Available records

########################################

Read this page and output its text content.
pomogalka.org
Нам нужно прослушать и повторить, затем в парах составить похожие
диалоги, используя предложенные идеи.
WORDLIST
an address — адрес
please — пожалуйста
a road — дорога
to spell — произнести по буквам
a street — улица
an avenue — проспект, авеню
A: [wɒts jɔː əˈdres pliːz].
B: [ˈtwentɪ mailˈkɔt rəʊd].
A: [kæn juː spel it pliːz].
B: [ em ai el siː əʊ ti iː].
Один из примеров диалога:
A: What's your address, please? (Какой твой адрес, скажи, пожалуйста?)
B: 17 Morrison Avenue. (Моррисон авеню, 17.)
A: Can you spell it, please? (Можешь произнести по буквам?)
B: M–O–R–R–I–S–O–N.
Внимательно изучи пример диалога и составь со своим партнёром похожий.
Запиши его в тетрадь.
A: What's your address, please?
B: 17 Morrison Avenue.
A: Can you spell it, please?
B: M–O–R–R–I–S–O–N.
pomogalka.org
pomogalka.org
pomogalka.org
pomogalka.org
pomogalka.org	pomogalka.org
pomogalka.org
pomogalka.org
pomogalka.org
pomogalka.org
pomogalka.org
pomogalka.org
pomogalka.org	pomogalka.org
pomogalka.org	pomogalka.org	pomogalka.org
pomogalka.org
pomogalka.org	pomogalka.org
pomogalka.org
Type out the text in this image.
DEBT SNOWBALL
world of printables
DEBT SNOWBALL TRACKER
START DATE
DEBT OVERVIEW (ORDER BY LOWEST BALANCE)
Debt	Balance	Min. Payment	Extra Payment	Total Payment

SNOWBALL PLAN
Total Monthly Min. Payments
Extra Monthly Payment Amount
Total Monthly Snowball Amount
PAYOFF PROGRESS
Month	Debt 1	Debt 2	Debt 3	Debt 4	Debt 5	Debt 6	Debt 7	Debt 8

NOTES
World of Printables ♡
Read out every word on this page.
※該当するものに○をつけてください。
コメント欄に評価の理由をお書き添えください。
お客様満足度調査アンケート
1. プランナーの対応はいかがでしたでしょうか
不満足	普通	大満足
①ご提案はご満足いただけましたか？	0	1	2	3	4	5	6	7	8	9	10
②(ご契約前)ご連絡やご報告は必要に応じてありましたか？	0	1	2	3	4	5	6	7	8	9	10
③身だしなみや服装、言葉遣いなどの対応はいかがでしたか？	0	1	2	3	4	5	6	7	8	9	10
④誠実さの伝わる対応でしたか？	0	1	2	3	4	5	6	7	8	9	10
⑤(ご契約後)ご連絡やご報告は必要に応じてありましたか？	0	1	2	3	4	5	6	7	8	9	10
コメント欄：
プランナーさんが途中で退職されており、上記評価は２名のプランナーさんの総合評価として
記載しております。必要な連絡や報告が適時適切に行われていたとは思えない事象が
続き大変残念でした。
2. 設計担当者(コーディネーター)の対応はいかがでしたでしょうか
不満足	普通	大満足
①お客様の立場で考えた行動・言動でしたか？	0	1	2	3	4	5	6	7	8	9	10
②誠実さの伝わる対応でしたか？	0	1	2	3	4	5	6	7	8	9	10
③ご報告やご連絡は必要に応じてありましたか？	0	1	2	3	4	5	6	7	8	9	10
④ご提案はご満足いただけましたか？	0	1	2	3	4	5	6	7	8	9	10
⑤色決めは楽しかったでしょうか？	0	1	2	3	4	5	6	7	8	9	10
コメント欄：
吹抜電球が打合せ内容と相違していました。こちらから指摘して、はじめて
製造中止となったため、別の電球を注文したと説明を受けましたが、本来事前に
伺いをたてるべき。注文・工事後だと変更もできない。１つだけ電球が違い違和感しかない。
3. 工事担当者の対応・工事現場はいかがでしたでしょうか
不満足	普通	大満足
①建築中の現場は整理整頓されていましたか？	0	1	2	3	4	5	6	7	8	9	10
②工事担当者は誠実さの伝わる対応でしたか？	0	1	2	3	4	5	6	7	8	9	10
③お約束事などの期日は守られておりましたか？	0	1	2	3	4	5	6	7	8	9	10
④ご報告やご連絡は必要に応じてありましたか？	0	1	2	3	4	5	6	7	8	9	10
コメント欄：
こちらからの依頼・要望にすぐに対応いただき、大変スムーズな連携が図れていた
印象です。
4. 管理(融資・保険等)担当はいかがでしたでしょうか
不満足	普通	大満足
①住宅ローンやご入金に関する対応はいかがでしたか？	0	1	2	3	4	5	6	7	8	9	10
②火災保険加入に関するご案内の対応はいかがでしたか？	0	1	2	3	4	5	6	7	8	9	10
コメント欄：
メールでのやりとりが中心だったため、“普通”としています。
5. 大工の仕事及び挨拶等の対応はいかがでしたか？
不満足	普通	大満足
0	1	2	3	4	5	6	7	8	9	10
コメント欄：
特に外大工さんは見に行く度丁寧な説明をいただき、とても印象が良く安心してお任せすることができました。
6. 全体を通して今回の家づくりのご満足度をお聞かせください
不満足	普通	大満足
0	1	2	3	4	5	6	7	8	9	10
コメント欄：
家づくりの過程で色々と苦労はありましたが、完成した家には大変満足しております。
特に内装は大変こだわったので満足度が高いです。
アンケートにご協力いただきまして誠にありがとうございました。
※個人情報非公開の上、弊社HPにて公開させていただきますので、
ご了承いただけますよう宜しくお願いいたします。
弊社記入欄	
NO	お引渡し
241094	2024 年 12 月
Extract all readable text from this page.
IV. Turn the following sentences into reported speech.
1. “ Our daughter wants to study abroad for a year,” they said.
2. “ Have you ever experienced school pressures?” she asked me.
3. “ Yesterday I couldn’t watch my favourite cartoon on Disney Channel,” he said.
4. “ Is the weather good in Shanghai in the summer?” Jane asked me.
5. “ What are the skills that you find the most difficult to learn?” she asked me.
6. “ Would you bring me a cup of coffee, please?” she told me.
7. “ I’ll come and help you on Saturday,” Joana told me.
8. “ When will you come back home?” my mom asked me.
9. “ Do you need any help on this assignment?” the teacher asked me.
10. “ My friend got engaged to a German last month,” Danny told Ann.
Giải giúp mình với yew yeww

########################################

Directions for this task
Copy out the lines starting at the one containing "Extract all readable text from this page." and ending with the last line of the entries. Include nothing else.

Exercise output
Extract all readable text from this page.
IV. Turn the following sentences into reported speech.
1. “ Our daughter wants to study abroad for a year,” they said.
2. “ Have you ever experienced school pressures?” she asked me.
3. “ Yesterday I couldn’t watch my favourite cartoon on Disney Channel,” he said.
4. “ Is the weather good in Shanghai in the summer?” Jane asked me.
5. “ What are the skills that you find the most difficult to learn?” she asked me.
6. “ Would you bring me a cup of coffee, please?” she told me.
7. “ I’ll come and help you on Saturday,” Joana told me.
8. “ When will you come back home?” my mom asked me.
9. “ Do you need any help on this assignment?” the teacher asked me.
10. “ My friend got engaged to a German last month,” Danny told Ann.
Giải giúp mình với yew yeww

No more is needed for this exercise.